**WORK TASK**.
Whenever the string "meta" appears in a line below, please copy the line out.

[Interface dataset entries]
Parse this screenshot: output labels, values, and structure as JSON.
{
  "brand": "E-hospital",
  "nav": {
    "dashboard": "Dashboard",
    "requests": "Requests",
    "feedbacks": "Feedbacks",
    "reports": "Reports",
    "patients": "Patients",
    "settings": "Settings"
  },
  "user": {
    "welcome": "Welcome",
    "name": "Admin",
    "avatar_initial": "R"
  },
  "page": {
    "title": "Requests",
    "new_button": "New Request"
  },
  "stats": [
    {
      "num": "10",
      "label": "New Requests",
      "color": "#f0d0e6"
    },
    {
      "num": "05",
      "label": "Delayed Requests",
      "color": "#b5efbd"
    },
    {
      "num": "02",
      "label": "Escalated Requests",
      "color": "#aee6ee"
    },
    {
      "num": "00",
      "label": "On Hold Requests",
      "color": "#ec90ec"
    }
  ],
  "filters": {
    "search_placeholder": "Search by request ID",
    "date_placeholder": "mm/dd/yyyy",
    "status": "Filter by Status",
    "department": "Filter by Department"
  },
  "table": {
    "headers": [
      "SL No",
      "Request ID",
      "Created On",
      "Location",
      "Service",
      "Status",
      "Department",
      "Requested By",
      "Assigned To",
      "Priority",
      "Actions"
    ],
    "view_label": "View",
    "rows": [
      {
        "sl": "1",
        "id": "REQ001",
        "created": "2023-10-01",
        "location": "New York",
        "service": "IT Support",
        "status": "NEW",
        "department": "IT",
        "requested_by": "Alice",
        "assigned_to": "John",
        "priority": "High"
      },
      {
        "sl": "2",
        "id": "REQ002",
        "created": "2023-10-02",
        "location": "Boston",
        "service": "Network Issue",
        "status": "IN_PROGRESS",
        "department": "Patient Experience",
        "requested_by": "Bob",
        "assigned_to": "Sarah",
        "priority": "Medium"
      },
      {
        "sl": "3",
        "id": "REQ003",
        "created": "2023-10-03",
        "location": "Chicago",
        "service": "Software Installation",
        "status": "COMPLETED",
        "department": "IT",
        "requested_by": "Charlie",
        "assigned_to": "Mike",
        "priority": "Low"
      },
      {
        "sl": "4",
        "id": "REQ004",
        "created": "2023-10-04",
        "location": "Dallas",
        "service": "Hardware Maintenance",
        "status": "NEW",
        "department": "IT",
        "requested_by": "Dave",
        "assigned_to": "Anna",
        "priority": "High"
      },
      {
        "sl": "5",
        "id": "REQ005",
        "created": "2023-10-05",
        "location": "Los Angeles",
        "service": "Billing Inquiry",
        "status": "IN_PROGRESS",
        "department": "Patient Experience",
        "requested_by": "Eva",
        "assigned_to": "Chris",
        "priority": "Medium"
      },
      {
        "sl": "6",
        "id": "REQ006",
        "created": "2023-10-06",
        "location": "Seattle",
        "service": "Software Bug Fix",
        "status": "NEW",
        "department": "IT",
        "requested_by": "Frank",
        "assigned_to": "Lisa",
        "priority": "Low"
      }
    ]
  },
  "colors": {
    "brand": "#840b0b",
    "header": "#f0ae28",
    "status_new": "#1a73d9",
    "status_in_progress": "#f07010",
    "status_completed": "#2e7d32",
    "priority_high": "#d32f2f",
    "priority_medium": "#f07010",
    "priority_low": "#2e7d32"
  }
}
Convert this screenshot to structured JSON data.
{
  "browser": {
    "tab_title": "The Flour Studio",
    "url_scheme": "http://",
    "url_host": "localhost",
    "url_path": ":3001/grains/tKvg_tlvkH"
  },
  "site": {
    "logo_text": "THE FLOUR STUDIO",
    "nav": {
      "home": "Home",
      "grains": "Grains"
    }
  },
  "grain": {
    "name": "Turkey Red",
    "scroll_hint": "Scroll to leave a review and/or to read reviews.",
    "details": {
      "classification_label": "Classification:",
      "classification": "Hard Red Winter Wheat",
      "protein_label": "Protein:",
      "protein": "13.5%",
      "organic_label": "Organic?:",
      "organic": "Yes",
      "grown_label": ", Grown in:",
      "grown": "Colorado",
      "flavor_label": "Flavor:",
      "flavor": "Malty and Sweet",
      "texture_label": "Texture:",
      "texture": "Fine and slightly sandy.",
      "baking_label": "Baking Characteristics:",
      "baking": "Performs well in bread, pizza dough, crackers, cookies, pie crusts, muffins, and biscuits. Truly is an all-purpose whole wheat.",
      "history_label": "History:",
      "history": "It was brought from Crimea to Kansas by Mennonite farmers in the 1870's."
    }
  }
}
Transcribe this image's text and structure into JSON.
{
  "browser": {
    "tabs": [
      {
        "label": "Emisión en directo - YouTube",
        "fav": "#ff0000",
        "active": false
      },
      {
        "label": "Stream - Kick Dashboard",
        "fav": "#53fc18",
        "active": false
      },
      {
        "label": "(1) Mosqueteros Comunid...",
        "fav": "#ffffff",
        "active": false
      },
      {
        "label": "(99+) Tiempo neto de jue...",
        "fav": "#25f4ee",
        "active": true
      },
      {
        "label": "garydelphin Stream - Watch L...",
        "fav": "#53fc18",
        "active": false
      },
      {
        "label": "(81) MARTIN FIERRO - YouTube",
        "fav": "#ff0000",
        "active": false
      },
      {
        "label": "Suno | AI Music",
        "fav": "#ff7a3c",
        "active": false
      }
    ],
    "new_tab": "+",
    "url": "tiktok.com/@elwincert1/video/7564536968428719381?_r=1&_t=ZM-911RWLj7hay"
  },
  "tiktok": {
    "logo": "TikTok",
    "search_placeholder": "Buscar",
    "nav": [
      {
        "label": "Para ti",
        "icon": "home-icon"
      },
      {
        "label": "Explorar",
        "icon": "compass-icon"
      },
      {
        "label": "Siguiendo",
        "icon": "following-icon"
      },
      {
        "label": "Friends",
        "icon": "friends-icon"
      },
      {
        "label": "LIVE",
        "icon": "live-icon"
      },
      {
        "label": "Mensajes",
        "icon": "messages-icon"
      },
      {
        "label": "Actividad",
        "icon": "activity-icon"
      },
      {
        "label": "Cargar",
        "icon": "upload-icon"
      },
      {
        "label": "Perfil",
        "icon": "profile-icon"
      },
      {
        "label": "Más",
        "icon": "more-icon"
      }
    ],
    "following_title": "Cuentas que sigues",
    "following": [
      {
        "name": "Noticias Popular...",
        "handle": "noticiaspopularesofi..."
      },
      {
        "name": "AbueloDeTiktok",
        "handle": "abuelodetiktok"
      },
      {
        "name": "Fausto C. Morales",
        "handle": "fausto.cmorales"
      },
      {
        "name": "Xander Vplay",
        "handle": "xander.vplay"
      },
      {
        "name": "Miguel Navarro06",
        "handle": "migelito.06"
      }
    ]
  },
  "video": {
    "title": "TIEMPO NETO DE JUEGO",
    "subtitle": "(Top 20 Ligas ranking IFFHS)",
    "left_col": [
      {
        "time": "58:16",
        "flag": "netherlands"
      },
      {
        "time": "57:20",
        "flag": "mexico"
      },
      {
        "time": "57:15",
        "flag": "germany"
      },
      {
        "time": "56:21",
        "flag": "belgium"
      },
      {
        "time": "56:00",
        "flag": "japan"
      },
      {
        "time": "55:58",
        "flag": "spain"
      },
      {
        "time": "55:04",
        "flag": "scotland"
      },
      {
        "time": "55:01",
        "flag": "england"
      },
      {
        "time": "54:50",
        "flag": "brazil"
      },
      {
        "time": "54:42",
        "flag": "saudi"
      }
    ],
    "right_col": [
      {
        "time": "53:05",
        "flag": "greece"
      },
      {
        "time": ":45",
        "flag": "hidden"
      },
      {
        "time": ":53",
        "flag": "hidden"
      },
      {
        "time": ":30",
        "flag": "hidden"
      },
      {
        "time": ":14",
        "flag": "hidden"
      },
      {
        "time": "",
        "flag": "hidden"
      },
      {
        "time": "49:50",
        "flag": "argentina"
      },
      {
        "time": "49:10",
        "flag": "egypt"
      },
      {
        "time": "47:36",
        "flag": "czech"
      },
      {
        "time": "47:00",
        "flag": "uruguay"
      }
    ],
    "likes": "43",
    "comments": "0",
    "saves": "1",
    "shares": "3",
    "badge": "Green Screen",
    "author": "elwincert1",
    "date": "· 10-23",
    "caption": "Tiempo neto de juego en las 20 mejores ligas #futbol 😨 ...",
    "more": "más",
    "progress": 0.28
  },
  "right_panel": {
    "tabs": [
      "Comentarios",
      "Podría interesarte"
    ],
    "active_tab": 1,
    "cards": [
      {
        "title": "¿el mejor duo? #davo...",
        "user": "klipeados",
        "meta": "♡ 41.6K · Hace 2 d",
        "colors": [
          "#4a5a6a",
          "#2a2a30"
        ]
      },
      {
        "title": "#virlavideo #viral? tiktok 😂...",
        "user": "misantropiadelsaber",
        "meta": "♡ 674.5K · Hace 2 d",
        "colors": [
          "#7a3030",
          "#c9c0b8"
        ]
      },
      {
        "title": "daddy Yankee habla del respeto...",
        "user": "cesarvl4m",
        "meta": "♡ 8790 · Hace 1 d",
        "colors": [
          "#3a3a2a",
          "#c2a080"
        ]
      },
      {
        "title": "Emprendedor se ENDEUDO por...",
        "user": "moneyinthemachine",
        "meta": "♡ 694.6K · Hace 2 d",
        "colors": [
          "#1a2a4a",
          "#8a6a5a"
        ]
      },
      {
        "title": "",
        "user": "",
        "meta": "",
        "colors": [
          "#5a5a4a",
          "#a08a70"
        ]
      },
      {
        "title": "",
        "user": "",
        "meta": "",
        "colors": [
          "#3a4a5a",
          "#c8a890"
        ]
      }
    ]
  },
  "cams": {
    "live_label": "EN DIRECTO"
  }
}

**OUTPUT FOR THIS TASK**.
        "meta": "♡ 41.6K · Hace 2 d",
        "meta": "♡ 674.5K · Hace 2 d",
        "meta": "♡ 8790 · Hace 1 d",
        "meta": "♡ 694.6K · Hace 2 d",
        "meta": "",
        "meta": "",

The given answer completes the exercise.